• _Extracted data_:
begin
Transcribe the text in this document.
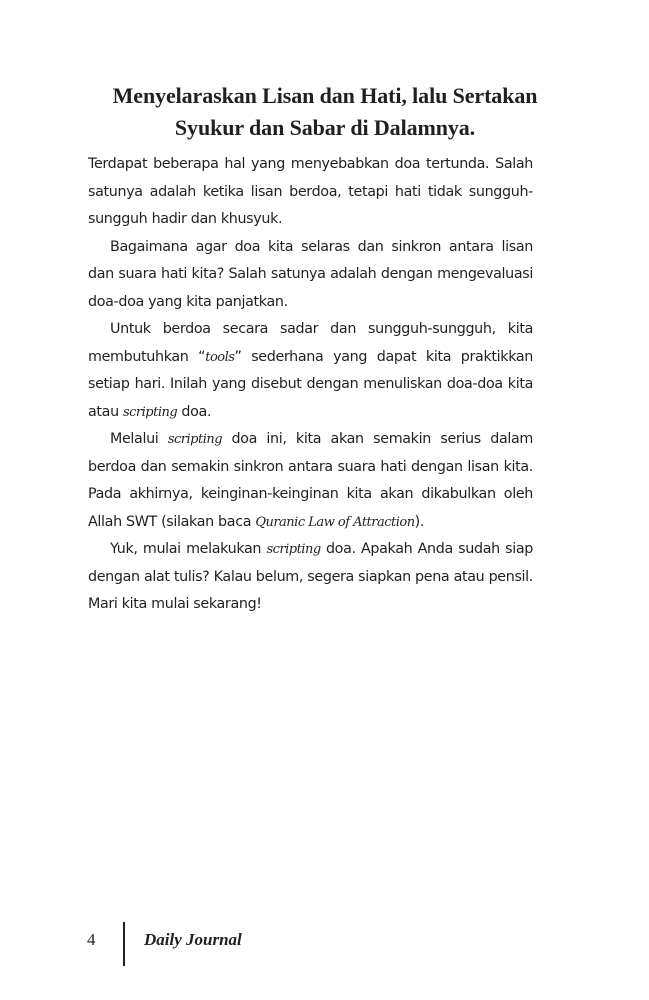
Menyelaraskan Lisan dan Hati, lalu Sertakan
Syukur dan Sabar di Dalamnya.

Terdapat beberapa hal yang menyebabkan doa tertunda. Salah satunya adalah ketika lisan berdoa, tetapi hati tidak sungguh-sungguh hadir dan khusyuk.

Bagaimana agar doa kita selaras dan sinkron antara lisan dan suara hati kita? Salah satunya adalah dengan mengevaluasi doa-doa yang kita panjatkan.

Untuk berdoa secara sadar dan sungguh-sungguh, kita membutuhkan “tools” sederhana yang dapat kita praktikkan setiap hari. Inilah yang disebut dengan menuliskan doa-doa kita atau scripting doa.

Melalui scripting doa ini, kita akan semakin serius dalam berdoa dan semakin sinkron antara suara hati dengan lisan kita. Pada akhirnya, keinginan-keinginan kita akan dikabulkan oleh Allah SWT (silakan baca Quranic Law of Attraction).

Yuk, mulai melakukan scripting doa. Apakah Anda sudah siap dengan alat tulis? Kalau belum, segera siapkan pena atau pensil. Mari kita mulai sekarang!

4	Daily Journal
end
• _Task statement_: Without the pictures, output the full listing exactly as it stands.

• _Response_:
Transcribe the text in this document.
Menyelaraskan Lisan dan Hati, lalu Sertakan
Syukur dan Sabar di Dalamnya.

Terdapat beberapa hal yang menyebabkan doa tertunda. Salah satunya adalah ketika lisan berdoa, tetapi hati tidak sungguh-sungguh hadir dan khusyuk.

Bagaimana agar doa kita selaras dan sinkron antara lisan dan suara hati kita? Salah satunya adalah dengan mengevaluasi doa-doa yang kita panjatkan.

Untuk berdoa secara sadar dan sungguh-sungguh, kita membutuhkan “tools” sederhana yang dapat kita praktikkan setiap hari. Inilah yang disebut dengan menuliskan doa-doa kita atau scripting doa.

Melalui scripting doa ini, kita akan semakin serius dalam berdoa dan semakin sinkron antara suara hati dengan lisan kita. Pada akhirnya, keinginan-keinginan kita akan dikabulkan oleh Allah SWT (silakan baca Quranic Law of Attraction).

Yuk, mulai melakukan scripting doa. Apakah Anda sudah siap dengan alat tulis? Kalau belum, segera siapkan pena atau pensil. Mari kita mulai sekarang!

4	Daily Journal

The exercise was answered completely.